▶ _Task description_
Scan the entries below. List each line with "title".

[START]

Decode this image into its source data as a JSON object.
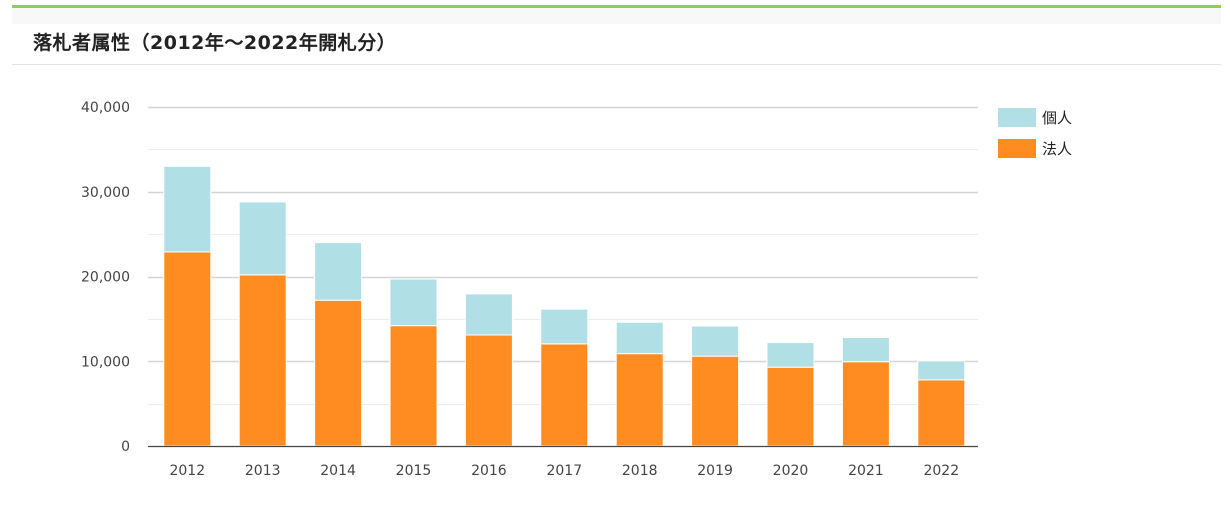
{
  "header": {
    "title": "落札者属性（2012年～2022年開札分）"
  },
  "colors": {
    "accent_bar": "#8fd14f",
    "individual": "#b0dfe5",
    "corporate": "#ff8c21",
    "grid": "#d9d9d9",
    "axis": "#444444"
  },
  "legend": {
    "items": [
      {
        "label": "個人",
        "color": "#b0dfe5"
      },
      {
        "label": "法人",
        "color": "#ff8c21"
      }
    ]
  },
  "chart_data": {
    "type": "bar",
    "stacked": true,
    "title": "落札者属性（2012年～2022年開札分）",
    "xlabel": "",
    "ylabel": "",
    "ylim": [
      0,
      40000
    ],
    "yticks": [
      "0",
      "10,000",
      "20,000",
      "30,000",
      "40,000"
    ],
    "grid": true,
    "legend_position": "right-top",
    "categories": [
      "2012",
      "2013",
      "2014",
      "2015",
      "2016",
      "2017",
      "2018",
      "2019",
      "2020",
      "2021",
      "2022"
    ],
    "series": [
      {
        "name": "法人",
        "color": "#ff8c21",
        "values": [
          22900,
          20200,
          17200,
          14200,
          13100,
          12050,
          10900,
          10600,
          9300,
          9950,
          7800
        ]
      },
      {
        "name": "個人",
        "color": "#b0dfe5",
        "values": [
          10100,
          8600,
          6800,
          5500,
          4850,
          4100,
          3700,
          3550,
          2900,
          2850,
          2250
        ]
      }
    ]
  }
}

[END]

▶ _Answer for the task_
    "title": "落札者属性（2012年～2022年開札分）"
    "title": "落札者属性（2012年～2022年開札分）",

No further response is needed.